Start of Given records
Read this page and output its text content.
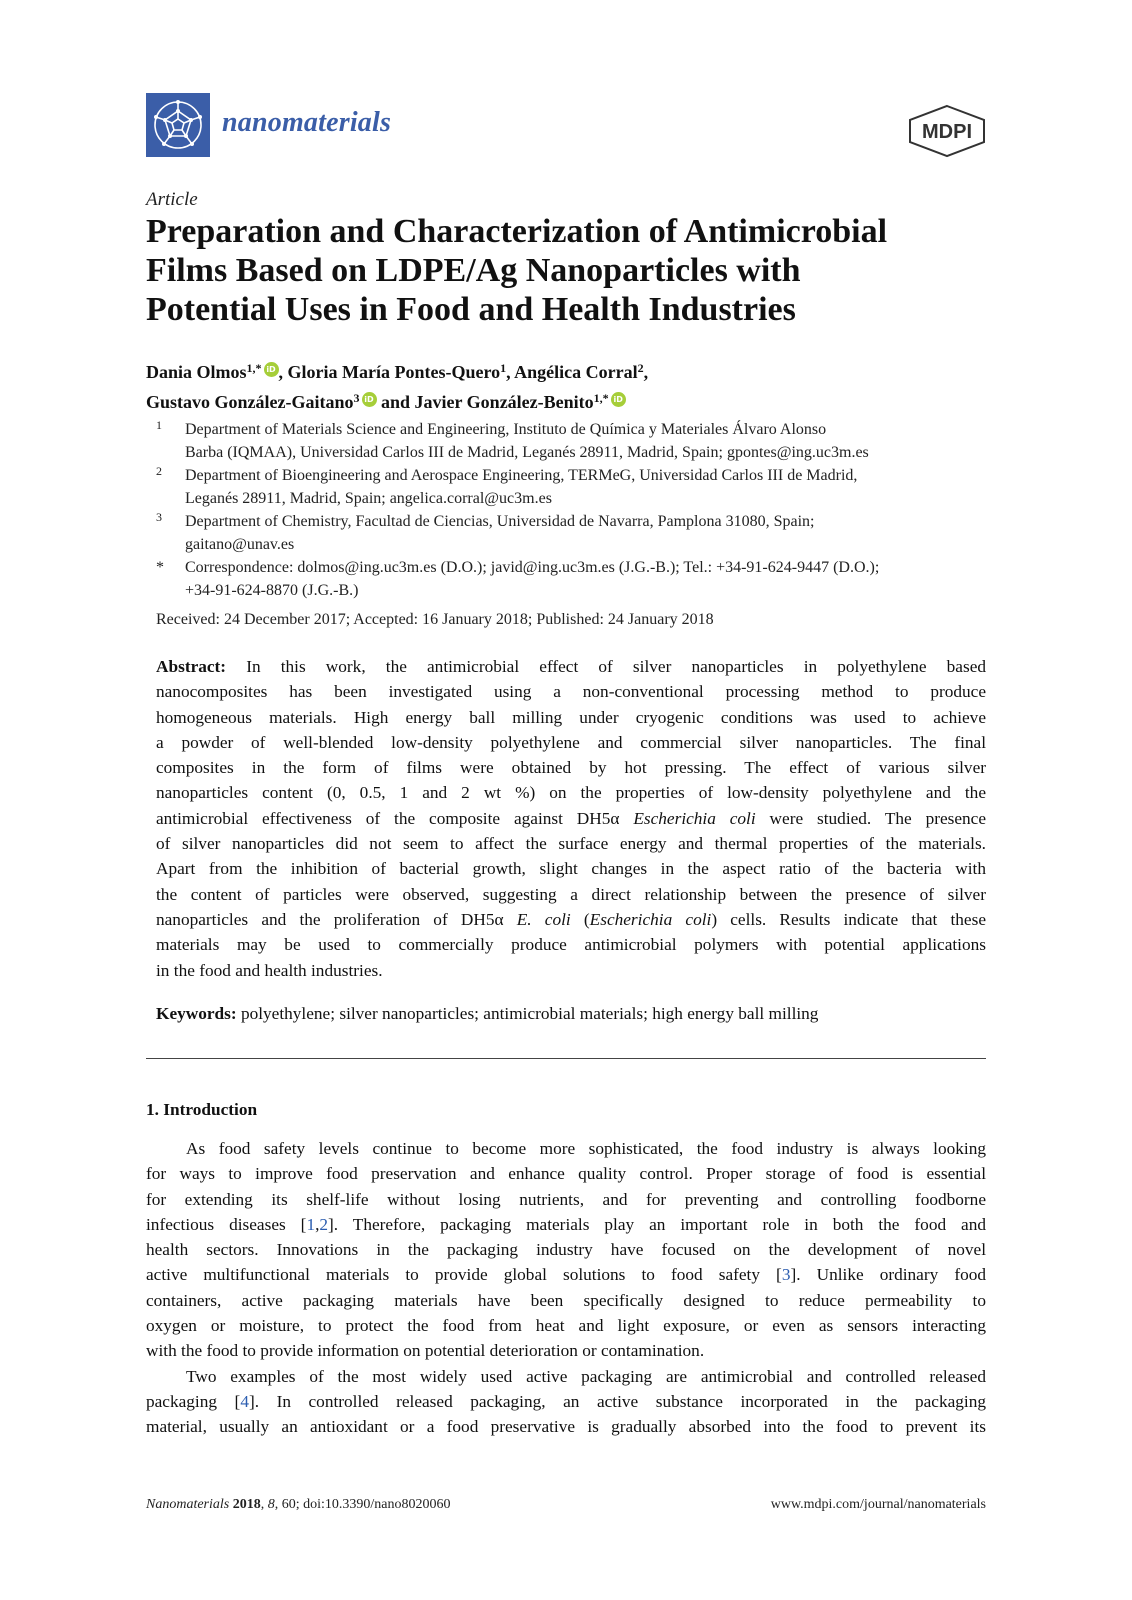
nanomaterials	MDPI
Article
Preparation and Characterization of Antimicrobial
Films Based on LDPE/Ag Nanoparticles with
Potential Uses in Food and Health Industries
Dania Olmos$^{1,*}$ iD , Gloria María Pontes-Quero$^1$, Angélica Corral$^2$,
Gustavo González-Gaitano$^3$ iD and Javier González-Benito$^{1,*}$ iD
1 Department of Materials Science and Engineering, Instituto de Química y Materiales Álvaro Alonso
Barba (IQMAA), Universidad Carlos III de Madrid, Leganés 28911, Madrid, Spain; gpontes@ing.uc3m.es
2 Department of Bioengineering and Aerospace Engineering, TERMeG, Universidad Carlos III de Madrid,
Leganés 28911, Madrid, Spain; angelica.corral@uc3m.es
3 Department of Chemistry, Facultad de Ciencias, Universidad de Navarra, Pamplona 31080, Spain;
gaitano@unav.es
* Correspondence: dolmos@ing.uc3m.es (D.O.); javid@ing.uc3m.es (J.G.-B.); Tel.: +34-91-624-9447 (D.O.);
+34-91-624-8870 (J.G.-B.)
Received: 24 December 2017; Accepted: 16 January 2018; Published: 24 January 2018
Abstract: In this work, the antimicrobial effect of silver nanoparticles in polyethylene based
nanocomposites has been investigated using a non-conventional processing method to produce
homogeneous materials. High energy ball milling under cryogenic conditions was used to achieve
a powder of well-blended low-density polyethylene and commercial silver nanoparticles. The final
composites in the form of films were obtained by hot pressing. The effect of various silver
nanoparticles content (0, 0.5, 1 and 2 wt %) on the properties of low-density polyethylene and the
antimicrobial effectiveness of the composite against DH5α Escherichia coli were studied. The presence
of silver nanoparticles did not seem to affect the surface energy and thermal properties of the materials.
Apart from the inhibition of bacterial growth, slight changes in the aspect ratio of the bacteria with
the content of particles were observed, suggesting a direct relationship between the presence of silver
nanoparticles and the proliferation of DH5α E. coli (Escherichia coli) cells. Results indicate that these
materials may be used to commercially produce antimicrobial polymers with potential applications
in the food and health industries.
Keywords: polyethylene; silver nanoparticles; antimicrobial materials; high energy ball milling
1. Introduction
As food safety levels continue to become more sophisticated, the food industry is always looking
for ways to improve food preservation and enhance quality control. Proper storage of food is essential
for extending its shelf-life without losing nutrients, and for preventing and controlling foodborne
infectious diseases [1,2]. Therefore, packaging materials play an important role in both the food and
health sectors. Innovations in the packaging industry have focused on the development of novel
active multifunctional materials to provide global solutions to food safety [3]. Unlike ordinary food
containers, active packaging materials have been specifically designed to reduce permeability to
oxygen or moisture, to protect the food from heat and light exposure, or even as sensors interacting
with the food to provide information on potential deterioration or contamination.
Two examples of the most widely used active packaging are antimicrobial and controlled released
packaging [4]. In controlled released packaging, an active substance incorporated in the packaging
material, usually an antioxidant or a food preservative is gradually absorbed into the food to prevent its
Nanomaterials 2018, 8, 60; doi:10.3390/nano8020060	www.mdpi.com/journal/nanomaterials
End of Given records
Retype the entries word for word. Omit any images.

The answer:
Read this page and output its text content.
nanomaterials	MDPI
Article
Preparation and Characterization of Antimicrobial
Films Based on LDPE/Ag Nanoparticles with
Potential Uses in Food and Health Industries
Dania Olmos$^{1,*}$ iD , Gloria María Pontes-Quero$^1$, Angélica Corral$^2$,
Gustavo González-Gaitano$^3$ iD and Javier González-Benito$^{1,*}$ iD
1 Department of Materials Science and Engineering, Instituto de Química y Materiales Álvaro Alonso
Barba (IQMAA), Universidad Carlos III de Madrid, Leganés 28911, Madrid, Spain; gpontes@ing.uc3m.es
2 Department of Bioengineering and Aerospace Engineering, TERMeG, Universidad Carlos III de Madrid,
Leganés 28911, Madrid, Spain; angelica.corral@uc3m.es
3 Department of Chemistry, Facultad de Ciencias, Universidad de Navarra, Pamplona 31080, Spain;
gaitano@unav.es
* Correspondence: dolmos@ing.uc3m.es (D.O.); javid@ing.uc3m.es (J.G.-B.); Tel.: +34-91-624-9447 (D.O.);
+34-91-624-8870 (J.G.-B.)
Received: 24 December 2017; Accepted: 16 January 2018; Published: 24 January 2018
Abstract: In this work, the antimicrobial effect of silver nanoparticles in polyethylene based
nanocomposites has been investigated using a non-conventional processing method to produce
homogeneous materials. High energy ball milling under cryogenic conditions was used to achieve
a powder of well-blended low-density polyethylene and commercial silver nanoparticles. The final
composites in the form of films were obtained by hot pressing. The effect of various silver
nanoparticles content (0, 0.5, 1 and 2 wt %) on the properties of low-density polyethylene and the
antimicrobial effectiveness of the composite against DH5α Escherichia coli were studied. The presence
of silver nanoparticles did not seem to affect the surface energy and thermal properties of the materials.
Apart from the inhibition of bacterial growth, slight changes in the aspect ratio of the bacteria with
the content of particles were observed, suggesting a direct relationship between the presence of silver
nanoparticles and the proliferation of DH5α E. coli (Escherichia coli) cells. Results indicate that these
materials may be used to commercially produce antimicrobial polymers with potential applications
in the food and health industries.
Keywords: polyethylene; silver nanoparticles; antimicrobial materials; high energy ball milling
1. Introduction
As food safety levels continue to become more sophisticated, the food industry is always looking
for ways to improve food preservation and enhance quality control. Proper storage of food is essential
for extending its shelf-life without losing nutrients, and for preventing and controlling foodborne
infectious diseases [1,2]. Therefore, packaging materials play an important role in both the food and
health sectors. Innovations in the packaging industry have focused on the development of novel
active multifunctional materials to provide global solutions to food safety [3]. Unlike ordinary food
containers, active packaging materials have been specifically designed to reduce permeability to
oxygen or moisture, to protect the food from heat and light exposure, or even as sensors interacting
with the food to provide information on potential deterioration or contamination.
Two examples of the most widely used active packaging are antimicrobial and controlled released
packaging [4]. In controlled released packaging, an active substance incorporated in the packaging
material, usually an antioxidant or a food preservative is gradually absorbed into the food to prevent its
Nanomaterials 2018, 8, 60; doi:10.3390/nano8020060	www.mdpi.com/journal/nanomaterials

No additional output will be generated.